(Data records)
* BEGIN *

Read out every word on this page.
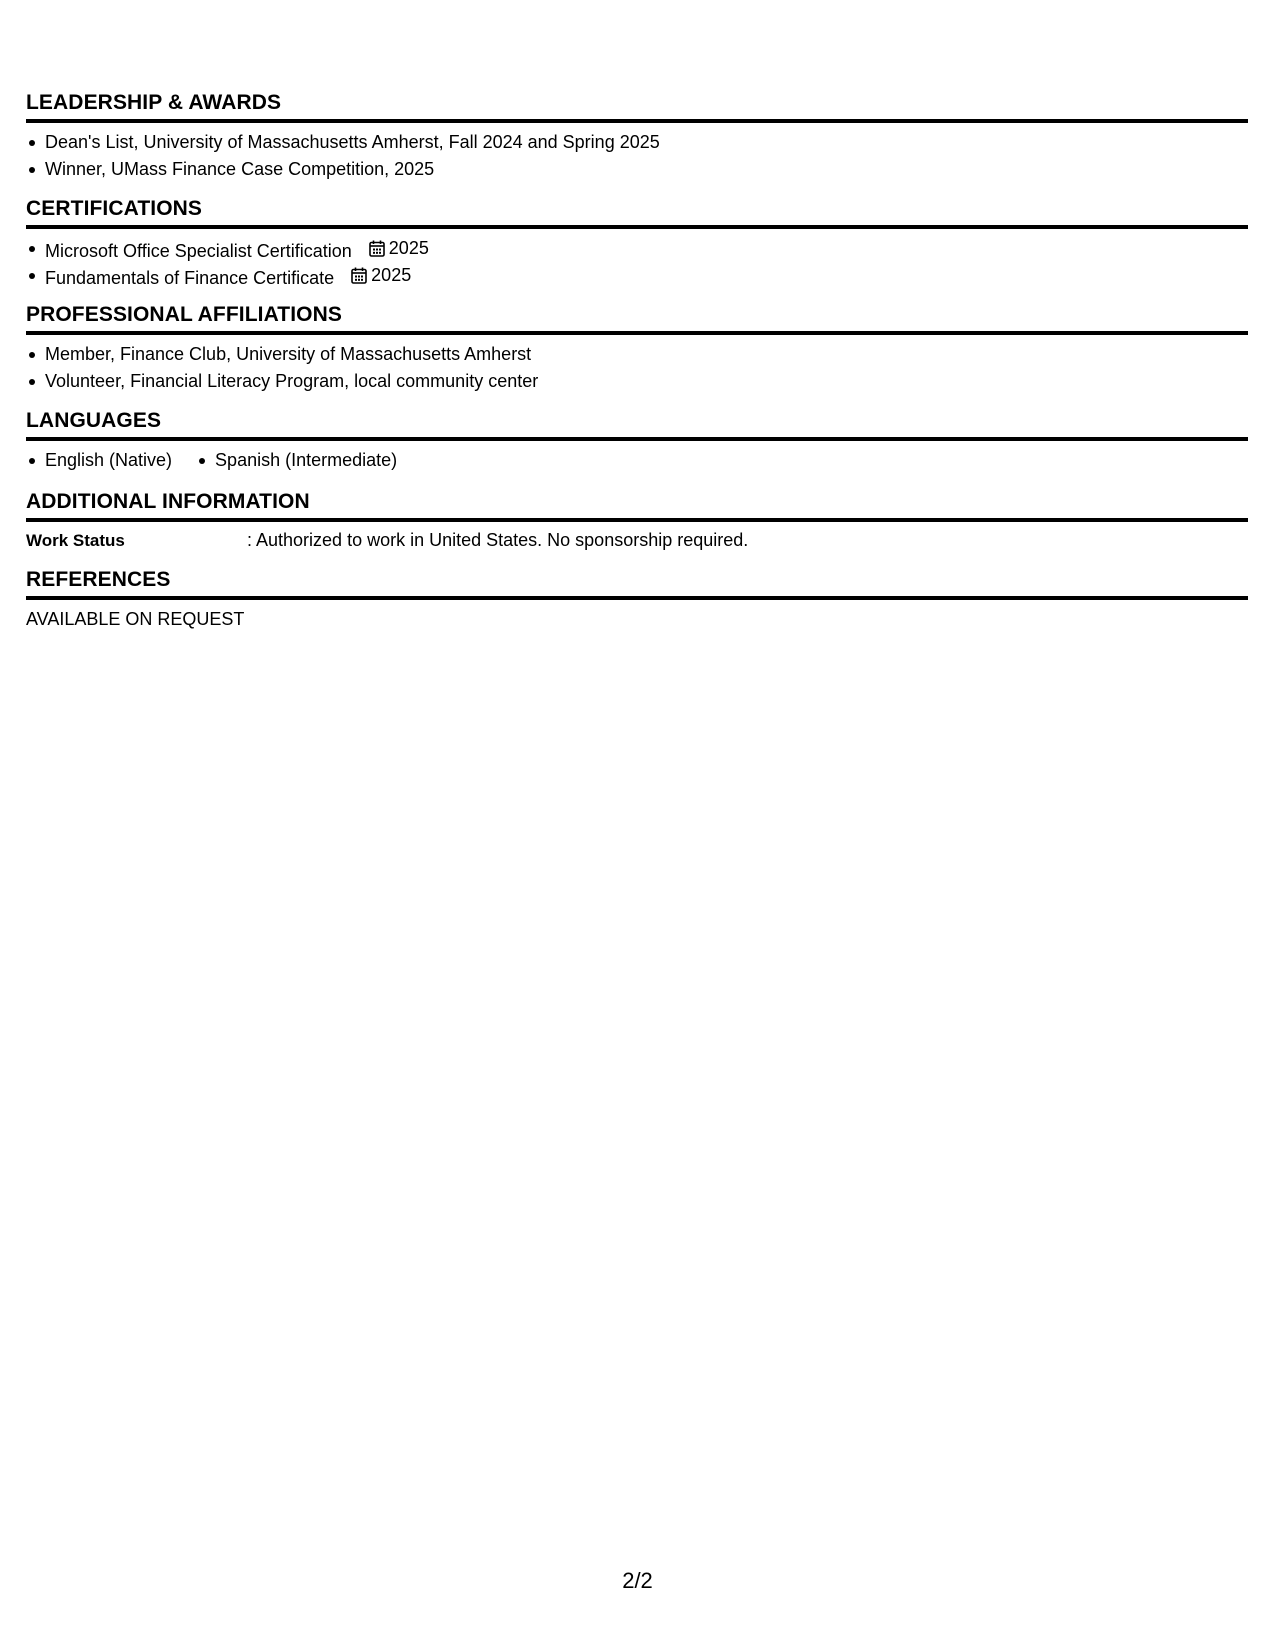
LEADERSHIP & AWARDS
Dean's List, University of Massachusetts Amherst, Fall 2024 and Spring 2025
Winner, UMass Finance Case Competition, 2025
CERTIFICATIONS
Microsoft Office Specialist Certification 2025
Fundamentals of Finance Certificate 2025
PROFESSIONAL AFFILIATIONS
Member, Finance Club, University of Massachusetts Amherst
Volunteer, Financial Literacy Program, local community center
LANGUAGES
English (Native)	Spanish (Intermediate)
ADDITIONAL INFORMATION
Work Status	: Authorized to work in United States. No sponsorship required.
REFERENCES
AVAILABLE ON REQUEST
2/2
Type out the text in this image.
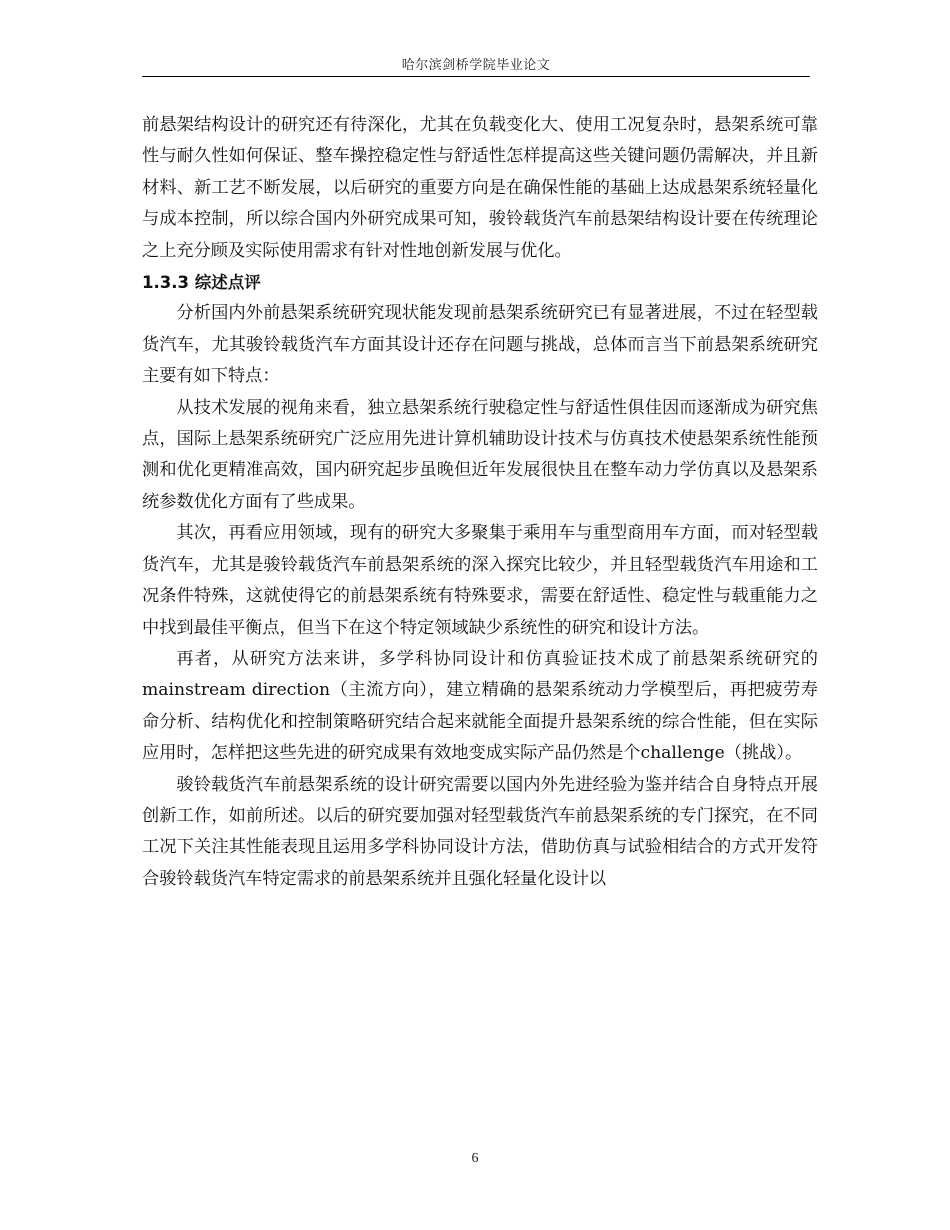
哈尔滨剑桥学院毕业论文

前悬架结构设计的研究还有待深化，尤其在负载变化大、使用工况复杂时，悬架系统可靠性与耐久性如何保证、整车操控稳定性与舒适性怎样提高这些关键问题仍需解决，并且新材料、新工艺不断发展，以后研究的重要方向是在确保性能的基础上达成悬架系统轻量化与成本控制，所以综合国内外研究成果可知，骏铃载货汽车前悬架结构设计要在传统理论之上充分顾及实际使用需求有针对性地创新发展与优化。

1.3.3 综述点评

分析国内外前悬架系统研究现状能发现前悬架系统研究已有显著进展，不过在轻型载货汽车，尤其骏铃载货汽车方面其设计还存在问题与挑战，总体而言当下前悬架系统研究主要有如下特点：

从技术发展的视角来看，独立悬架系统行驶稳定性与舒适性俱佳因而逐渐成为研究焦点，国际上悬架系统研究广泛应用先进计算机辅助设计技术与仿真技术使悬架系统性能预测和优化更精准高效，国内研究起步虽晚但近年发展很快且在整车动力学仿真以及悬架系统参数优化方面有了些成果。

其次，再看应用领域，现有的研究大多聚集于乘用车与重型商用车方面，而对轻型载货汽车，尤其是骏铃载货汽车前悬架系统的深入探究比较少，并且轻型载货汽车用途和工况条件特殊，这就使得它的前悬架系统有特殊要求，需要在舒适性、稳定性与载重能力之中找到最佳平衡点，但当下在这个特定领域缺少系统性的研究和设计方法。

再者，从研究方法来讲，多学科协同设计和仿真验证技术成了前悬架系统研究的 mainstream direction（主流方向），建立精确的悬架系统动力学模型后，再把疲劳寿命分析、结构优化和控制策略研究结合起来就能全面提升悬架系统的综合性能，但在实际应用时，怎样把这些先进的研究成果有效地变成实际产品仍然是个challenge（挑战）。

骏铃载货汽车前悬架系统的设计研究需要以国内外先进经验为鉴并结合自身特点开展创新工作，如前所述。以后的研究要加强对轻型载货汽车前悬架系统的专门探究，在不同工况下关注其性能表现且运用多学科协同设计方法，借助仿真与试验相结合的方式开发符合骏铃载货汽车特定需求的前悬架系统并且强化轻量化设计以

6
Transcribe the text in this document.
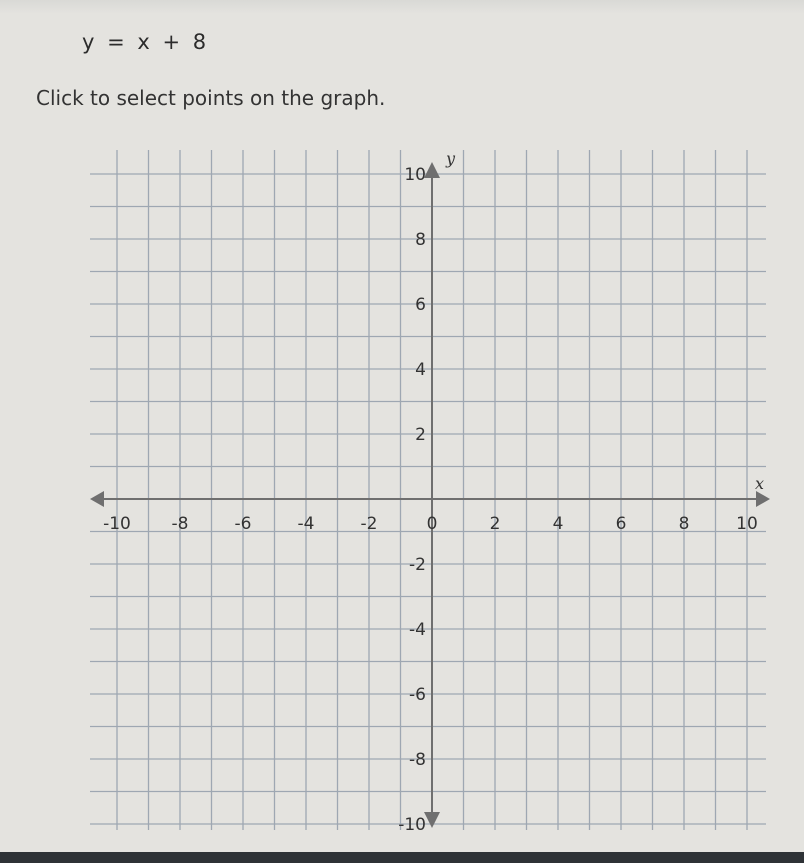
y = x + 8
Click to select points on the graph.
x
y
-10 -8	-6	-4	-2	0	2	4	6	8	10
10
8
6
4
2
-2
-4
-6
-8
-10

* END *

**SET PROBLEM:** Find each line holding the string "Amherst" and copy it out.

**RESPONSE:**
Dean's List, University of Massachusetts Amherst, Fall 2024 and Spring 2025
Member, Finance Club, University of Massachusetts Amherst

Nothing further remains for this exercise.